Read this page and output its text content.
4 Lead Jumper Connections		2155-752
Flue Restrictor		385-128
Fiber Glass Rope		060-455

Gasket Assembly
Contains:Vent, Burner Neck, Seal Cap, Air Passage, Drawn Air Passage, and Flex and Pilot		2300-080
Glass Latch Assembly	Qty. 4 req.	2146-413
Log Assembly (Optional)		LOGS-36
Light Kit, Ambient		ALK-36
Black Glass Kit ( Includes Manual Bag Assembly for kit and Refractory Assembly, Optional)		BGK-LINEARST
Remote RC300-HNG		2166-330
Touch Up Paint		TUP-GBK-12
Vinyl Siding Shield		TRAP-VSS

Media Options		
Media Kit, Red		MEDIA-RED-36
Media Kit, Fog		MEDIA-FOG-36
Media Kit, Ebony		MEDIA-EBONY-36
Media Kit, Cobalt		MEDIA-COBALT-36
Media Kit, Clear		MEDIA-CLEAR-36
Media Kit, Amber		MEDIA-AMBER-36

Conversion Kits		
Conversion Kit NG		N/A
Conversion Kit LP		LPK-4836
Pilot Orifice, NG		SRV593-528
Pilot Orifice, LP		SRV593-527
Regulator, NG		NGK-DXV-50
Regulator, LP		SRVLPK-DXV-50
● ● ● ●
- Instruction:
Take the entries above and copy them out exactly.

- Expected output:
Read this page and output its text content.
4 Lead Jumper Connections		2155-752
Flue Restrictor		385-128
Fiber Glass Rope		060-455

Gasket Assembly
Contains:Vent, Burner Neck, Seal Cap, Air Passage, Drawn Air Passage, and Flex and Pilot		2300-080
Glass Latch Assembly	Qty. 4 req.	2146-413
Log Assembly (Optional)		LOGS-36
Light Kit, Ambient		ALK-36
Black Glass Kit ( Includes Manual Bag Assembly for kit and Refractory Assembly, Optional)		BGK-LINEARST
Remote RC300-HNG		2166-330
Touch Up Paint		TUP-GBK-12
Vinyl Siding Shield		TRAP-VSS

Media Options		
Media Kit, Red		MEDIA-RED-36
Media Kit, Fog		MEDIA-FOG-36
Media Kit, Ebony		MEDIA-EBONY-36
Media Kit, Cobalt		MEDIA-COBALT-36
Media Kit, Clear		MEDIA-CLEAR-36
Media Kit, Amber		MEDIA-AMBER-36

Conversion Kits		
Conversion Kit NG		N/A
Conversion Kit LP		LPK-4836
Pilot Orifice, NG		SRV593-528
Pilot Orifice, LP		SRV593-527
Regulator, NG		NGK-DXV-50
Regulator, LP		SRVLPK-DXV-50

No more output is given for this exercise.